### GIVEN EXERCISE
Copy out lines with the word "Turda" from the material that follows.

### MATERIAL FOR THE TASK
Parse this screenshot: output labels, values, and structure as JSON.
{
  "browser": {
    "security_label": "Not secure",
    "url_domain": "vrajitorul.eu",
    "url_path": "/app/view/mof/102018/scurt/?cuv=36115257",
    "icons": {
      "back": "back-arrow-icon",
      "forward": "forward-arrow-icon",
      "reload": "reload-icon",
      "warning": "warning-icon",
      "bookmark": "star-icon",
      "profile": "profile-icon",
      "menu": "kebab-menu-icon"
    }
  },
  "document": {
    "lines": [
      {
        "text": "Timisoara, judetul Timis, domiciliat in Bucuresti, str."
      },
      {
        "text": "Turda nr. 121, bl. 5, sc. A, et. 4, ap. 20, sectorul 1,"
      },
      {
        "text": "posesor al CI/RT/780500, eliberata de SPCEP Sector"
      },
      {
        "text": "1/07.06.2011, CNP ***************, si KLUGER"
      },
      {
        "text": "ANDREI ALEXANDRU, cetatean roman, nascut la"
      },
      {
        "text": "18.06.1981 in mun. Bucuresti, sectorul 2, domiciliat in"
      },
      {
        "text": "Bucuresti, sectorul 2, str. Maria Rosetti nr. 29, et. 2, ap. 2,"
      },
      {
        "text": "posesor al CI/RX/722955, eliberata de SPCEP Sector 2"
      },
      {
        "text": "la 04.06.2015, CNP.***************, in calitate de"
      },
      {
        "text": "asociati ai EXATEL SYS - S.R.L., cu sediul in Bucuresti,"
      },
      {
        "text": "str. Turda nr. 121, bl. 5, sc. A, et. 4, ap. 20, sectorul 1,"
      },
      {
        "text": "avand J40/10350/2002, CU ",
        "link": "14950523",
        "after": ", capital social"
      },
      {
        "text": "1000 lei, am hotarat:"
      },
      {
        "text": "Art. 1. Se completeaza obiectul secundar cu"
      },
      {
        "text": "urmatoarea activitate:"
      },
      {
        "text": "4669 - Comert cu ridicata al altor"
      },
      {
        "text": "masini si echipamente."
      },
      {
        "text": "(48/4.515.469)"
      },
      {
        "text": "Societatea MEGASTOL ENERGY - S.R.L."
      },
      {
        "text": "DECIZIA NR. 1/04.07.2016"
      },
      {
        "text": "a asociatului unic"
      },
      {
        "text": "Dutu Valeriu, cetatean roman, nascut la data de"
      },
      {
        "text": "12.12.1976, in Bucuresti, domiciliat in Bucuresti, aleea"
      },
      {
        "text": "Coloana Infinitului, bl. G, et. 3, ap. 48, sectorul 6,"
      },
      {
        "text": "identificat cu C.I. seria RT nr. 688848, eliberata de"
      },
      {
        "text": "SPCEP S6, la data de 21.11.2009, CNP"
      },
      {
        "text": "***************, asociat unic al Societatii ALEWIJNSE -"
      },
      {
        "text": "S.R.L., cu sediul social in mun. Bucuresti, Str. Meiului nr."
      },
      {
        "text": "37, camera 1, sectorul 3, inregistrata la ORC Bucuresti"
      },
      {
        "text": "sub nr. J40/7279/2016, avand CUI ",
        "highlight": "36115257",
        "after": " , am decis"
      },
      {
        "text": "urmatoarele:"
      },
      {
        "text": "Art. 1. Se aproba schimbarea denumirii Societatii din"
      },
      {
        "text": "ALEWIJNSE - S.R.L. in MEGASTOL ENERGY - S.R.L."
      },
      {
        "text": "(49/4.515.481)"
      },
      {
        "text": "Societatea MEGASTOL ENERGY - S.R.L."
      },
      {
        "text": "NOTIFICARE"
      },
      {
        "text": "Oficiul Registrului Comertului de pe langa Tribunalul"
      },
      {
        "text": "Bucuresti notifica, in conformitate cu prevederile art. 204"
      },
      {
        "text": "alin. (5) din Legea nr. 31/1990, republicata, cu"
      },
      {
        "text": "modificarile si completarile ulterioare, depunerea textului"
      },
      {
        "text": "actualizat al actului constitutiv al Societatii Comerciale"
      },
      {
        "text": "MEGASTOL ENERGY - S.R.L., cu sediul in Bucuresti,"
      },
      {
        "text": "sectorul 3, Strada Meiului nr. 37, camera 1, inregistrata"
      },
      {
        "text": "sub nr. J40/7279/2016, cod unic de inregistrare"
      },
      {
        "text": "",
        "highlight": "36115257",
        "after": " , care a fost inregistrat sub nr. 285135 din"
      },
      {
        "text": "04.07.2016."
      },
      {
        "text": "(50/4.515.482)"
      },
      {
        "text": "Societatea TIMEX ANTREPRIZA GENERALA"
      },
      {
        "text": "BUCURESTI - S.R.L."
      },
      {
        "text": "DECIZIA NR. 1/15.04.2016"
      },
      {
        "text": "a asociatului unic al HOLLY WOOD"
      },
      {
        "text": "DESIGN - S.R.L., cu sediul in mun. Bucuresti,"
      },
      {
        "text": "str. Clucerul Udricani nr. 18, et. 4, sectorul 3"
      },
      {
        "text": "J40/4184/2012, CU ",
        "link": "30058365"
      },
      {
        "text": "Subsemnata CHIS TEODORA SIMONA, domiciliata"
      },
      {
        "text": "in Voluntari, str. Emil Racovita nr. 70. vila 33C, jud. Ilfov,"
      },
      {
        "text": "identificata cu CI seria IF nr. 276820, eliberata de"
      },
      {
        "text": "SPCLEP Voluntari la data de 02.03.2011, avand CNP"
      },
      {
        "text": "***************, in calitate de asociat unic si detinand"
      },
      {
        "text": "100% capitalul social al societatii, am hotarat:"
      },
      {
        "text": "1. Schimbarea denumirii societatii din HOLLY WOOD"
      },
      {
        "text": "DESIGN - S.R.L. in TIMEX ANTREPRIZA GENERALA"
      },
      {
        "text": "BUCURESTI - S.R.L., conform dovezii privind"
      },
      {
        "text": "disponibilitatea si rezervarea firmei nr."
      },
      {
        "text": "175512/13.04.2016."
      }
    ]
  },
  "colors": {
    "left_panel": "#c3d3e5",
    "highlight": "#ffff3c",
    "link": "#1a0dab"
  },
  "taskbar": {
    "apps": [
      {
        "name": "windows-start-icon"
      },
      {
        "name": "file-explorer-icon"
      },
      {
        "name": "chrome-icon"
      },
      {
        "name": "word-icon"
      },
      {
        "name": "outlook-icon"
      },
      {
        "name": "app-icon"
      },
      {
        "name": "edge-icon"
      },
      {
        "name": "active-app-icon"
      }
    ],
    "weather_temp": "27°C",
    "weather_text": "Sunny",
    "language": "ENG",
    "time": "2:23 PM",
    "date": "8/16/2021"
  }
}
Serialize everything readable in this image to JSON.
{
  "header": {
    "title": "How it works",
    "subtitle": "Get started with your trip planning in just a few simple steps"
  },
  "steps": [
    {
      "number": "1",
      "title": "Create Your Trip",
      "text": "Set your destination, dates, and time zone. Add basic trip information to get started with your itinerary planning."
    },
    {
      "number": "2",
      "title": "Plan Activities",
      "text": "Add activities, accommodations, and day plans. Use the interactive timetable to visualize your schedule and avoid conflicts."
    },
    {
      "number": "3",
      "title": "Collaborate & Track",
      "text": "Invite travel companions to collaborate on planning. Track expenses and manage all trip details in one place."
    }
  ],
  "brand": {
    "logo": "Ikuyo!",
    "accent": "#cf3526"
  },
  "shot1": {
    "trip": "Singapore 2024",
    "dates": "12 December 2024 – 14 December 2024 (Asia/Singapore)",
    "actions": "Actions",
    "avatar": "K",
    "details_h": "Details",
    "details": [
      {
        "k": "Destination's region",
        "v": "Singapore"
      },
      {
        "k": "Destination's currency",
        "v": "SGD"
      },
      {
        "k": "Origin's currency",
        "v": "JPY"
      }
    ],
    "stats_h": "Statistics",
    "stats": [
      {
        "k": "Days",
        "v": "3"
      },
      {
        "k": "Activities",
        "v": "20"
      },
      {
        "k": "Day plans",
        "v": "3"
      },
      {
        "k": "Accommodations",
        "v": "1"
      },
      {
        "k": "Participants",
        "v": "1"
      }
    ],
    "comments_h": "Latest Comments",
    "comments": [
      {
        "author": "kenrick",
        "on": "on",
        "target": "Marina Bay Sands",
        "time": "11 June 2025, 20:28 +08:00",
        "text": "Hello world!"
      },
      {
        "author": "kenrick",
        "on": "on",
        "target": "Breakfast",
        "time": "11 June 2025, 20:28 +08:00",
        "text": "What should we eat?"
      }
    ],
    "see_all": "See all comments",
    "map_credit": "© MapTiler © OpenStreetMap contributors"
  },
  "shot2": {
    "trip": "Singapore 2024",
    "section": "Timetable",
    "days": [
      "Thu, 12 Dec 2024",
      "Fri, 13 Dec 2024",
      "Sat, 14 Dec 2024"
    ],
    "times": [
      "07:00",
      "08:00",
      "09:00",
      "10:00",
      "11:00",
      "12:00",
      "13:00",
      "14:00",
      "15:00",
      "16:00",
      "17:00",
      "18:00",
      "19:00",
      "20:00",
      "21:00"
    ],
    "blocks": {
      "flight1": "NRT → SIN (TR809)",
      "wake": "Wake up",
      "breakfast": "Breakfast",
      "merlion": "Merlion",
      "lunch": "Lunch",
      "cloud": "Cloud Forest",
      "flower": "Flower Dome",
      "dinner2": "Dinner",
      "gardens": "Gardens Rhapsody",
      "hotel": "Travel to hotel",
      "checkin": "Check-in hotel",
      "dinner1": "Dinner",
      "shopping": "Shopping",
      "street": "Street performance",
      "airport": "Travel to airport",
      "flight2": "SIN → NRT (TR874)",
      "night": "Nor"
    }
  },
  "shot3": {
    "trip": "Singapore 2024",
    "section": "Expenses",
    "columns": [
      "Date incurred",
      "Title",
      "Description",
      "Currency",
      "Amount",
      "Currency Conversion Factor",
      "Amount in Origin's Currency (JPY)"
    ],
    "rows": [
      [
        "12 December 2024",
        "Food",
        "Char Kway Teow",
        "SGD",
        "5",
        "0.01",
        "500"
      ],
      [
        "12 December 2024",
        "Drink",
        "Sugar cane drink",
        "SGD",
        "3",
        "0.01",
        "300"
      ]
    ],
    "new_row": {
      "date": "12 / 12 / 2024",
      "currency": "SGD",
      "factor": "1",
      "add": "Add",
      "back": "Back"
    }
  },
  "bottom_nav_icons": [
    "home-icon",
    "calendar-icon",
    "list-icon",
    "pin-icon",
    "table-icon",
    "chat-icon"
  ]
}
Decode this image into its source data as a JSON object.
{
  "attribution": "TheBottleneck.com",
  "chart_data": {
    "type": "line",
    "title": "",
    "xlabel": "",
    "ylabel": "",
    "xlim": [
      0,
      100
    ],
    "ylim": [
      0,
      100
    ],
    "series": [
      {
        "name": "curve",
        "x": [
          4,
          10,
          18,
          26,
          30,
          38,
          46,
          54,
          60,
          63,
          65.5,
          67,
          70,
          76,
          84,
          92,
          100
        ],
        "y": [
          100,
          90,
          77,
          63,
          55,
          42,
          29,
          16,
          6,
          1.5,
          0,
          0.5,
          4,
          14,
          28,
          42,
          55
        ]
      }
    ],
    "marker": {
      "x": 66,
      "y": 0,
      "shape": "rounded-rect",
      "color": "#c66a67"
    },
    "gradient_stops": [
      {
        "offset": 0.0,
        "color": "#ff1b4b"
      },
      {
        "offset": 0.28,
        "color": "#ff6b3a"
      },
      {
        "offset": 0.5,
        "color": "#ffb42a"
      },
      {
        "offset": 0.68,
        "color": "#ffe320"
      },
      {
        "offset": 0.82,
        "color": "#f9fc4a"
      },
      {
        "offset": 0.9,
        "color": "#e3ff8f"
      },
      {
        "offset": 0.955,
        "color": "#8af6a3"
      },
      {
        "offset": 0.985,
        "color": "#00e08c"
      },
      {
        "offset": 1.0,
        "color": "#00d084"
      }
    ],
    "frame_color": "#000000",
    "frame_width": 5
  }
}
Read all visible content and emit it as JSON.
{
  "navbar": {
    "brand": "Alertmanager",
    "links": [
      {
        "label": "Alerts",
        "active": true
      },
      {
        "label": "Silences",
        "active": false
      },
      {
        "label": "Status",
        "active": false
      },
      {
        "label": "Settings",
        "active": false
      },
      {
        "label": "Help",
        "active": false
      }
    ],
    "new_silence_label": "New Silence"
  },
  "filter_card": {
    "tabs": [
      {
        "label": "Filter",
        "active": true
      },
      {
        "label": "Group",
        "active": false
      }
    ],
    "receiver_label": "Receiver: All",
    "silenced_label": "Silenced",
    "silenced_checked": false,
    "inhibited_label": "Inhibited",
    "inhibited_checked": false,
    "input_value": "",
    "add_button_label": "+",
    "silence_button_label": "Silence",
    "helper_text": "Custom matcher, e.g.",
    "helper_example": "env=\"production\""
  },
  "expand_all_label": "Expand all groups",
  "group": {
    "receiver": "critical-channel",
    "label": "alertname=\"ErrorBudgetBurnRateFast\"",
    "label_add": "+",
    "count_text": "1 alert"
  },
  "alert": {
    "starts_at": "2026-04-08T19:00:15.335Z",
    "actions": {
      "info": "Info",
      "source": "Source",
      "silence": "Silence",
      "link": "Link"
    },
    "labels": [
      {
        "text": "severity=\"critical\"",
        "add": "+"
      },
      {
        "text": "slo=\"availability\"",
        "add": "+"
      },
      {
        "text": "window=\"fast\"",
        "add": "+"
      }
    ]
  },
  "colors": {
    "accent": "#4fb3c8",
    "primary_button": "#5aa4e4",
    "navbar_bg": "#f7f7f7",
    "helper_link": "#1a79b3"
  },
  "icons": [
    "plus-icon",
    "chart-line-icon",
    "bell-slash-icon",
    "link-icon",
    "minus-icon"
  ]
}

### TASK RESPONSE
        "text": "Turda nr. 121, bl. 5, sc. A, et. 4, ap. 20, sectorul 1,"
        "text": "str. Turda nr. 121, bl. 5, sc. A, et. 4, ap. 20, sectorul 1,"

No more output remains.